◆ SHORT TASK: Transcribe the full listing exactly, and drop every picture.
- - - -
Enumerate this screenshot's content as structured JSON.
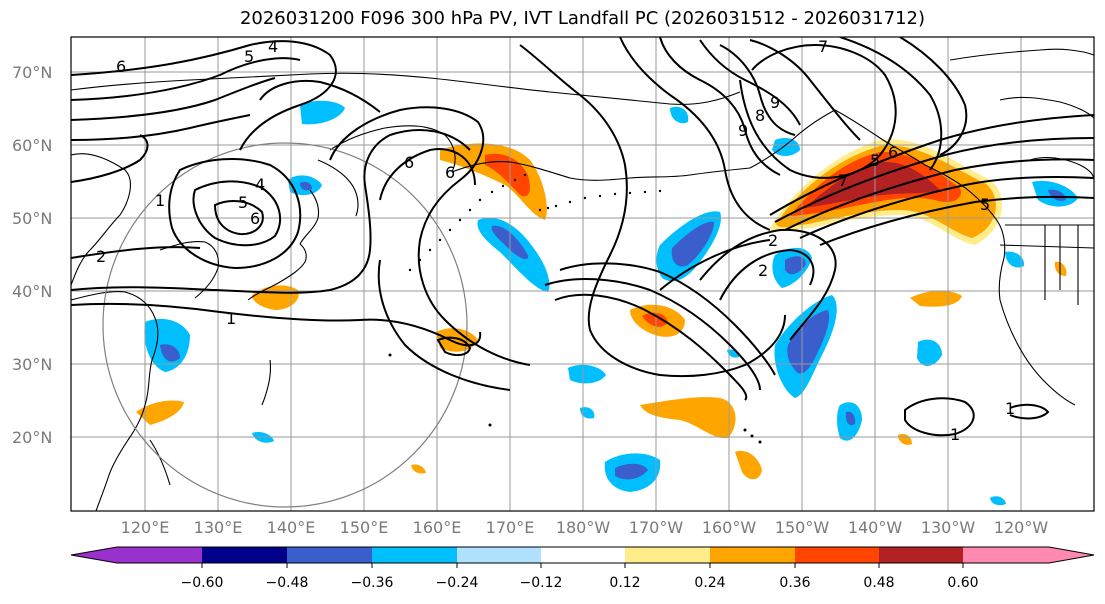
{
  "title": "2026031200 F096 300 hPa PV, IVT Landfall PC (2026031512 - 2026031712)",
  "map": {
    "lat_labels": [
      "70°N",
      "60°N",
      "50°N",
      "40°N",
      "30°N",
      "20°N"
    ],
    "lon_labels": [
      "120°E",
      "130°E",
      "140°E",
      "150°E",
      "160°E",
      "170°E",
      "180°W",
      "170°W",
      "160°W",
      "150°W",
      "140°W",
      "130°W",
      "120°W"
    ],
    "contour_labels": [
      "6",
      "5",
      "4",
      "5",
      "6",
      "7",
      "9",
      "8",
      "9",
      "6",
      "7",
      "6",
      "1",
      "1",
      "2",
      "2",
      "2",
      "1",
      "1",
      "4",
      "5",
      "6",
      "5"
    ],
    "colors": {
      "coastline": "#000000",
      "gridline": "#9a9a9a",
      "circle": "#808080",
      "contour": "#000000"
    }
  },
  "colorbar": {
    "tick_labels": [
      "−0.60",
      "−0.48",
      "−0.36",
      "−0.24",
      "−0.12",
      "0.12",
      "0.24",
      "0.36",
      "0.48",
      "0.60"
    ],
    "colors": [
      "#9932CC",
      "#00008B",
      "#3A5FCD",
      "#00BFFF",
      "#B0E2FF",
      "#FFFFFF",
      "#FFEC8B",
      "#FFA500",
      "#FF4500",
      "#B22222",
      "#FF89B0"
    ]
  }
}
- - - -
◆ RESPONSE:
Enumerate this screenshot's content as structured JSON.
{
  "title": "2026031200 F096 300 hPa PV, IVT Landfall PC (2026031512 - 2026031712)",
  "map": {
    "lat_labels": [
      "70°N",
      "60°N",
      "50°N",
      "40°N",
      "30°N",
      "20°N"
    ],
    "lon_labels": [
      "120°E",
      "130°E",
      "140°E",
      "150°E",
      "160°E",
      "170°E",
      "180°W",
      "170°W",
      "160°W",
      "150°W",
      "140°W",
      "130°W",
      "120°W"
    ],
    "contour_labels": [
      "6",
      "5",
      "4",
      "5",
      "6",
      "7",
      "9",
      "8",
      "9",
      "6",
      "7",
      "6",
      "1",
      "1",
      "2",
      "2",
      "2",
      "1",
      "1",
      "4",
      "5",
      "6",
      "5"
    ],
    "colors": {
      "coastline": "#000000",
      "gridline": "#9a9a9a",
      "circle": "#808080",
      "contour": "#000000"
    }
  },
  "colorbar": {
    "tick_labels": [
      "−0.60",
      "−0.48",
      "−0.36",
      "−0.24",
      "−0.12",
      "0.12",
      "0.24",
      "0.36",
      "0.48",
      "0.60"
    ],
    "colors": [
      "#9932CC",
      "#00008B",
      "#3A5FCD",
      "#00BFFF",
      "#B0E2FF",
      "#FFFFFF",
      "#FFEC8B",
      "#FFA500",
      "#FF4500",
      "#B22222",
      "#FF89B0"
    ]
  }
}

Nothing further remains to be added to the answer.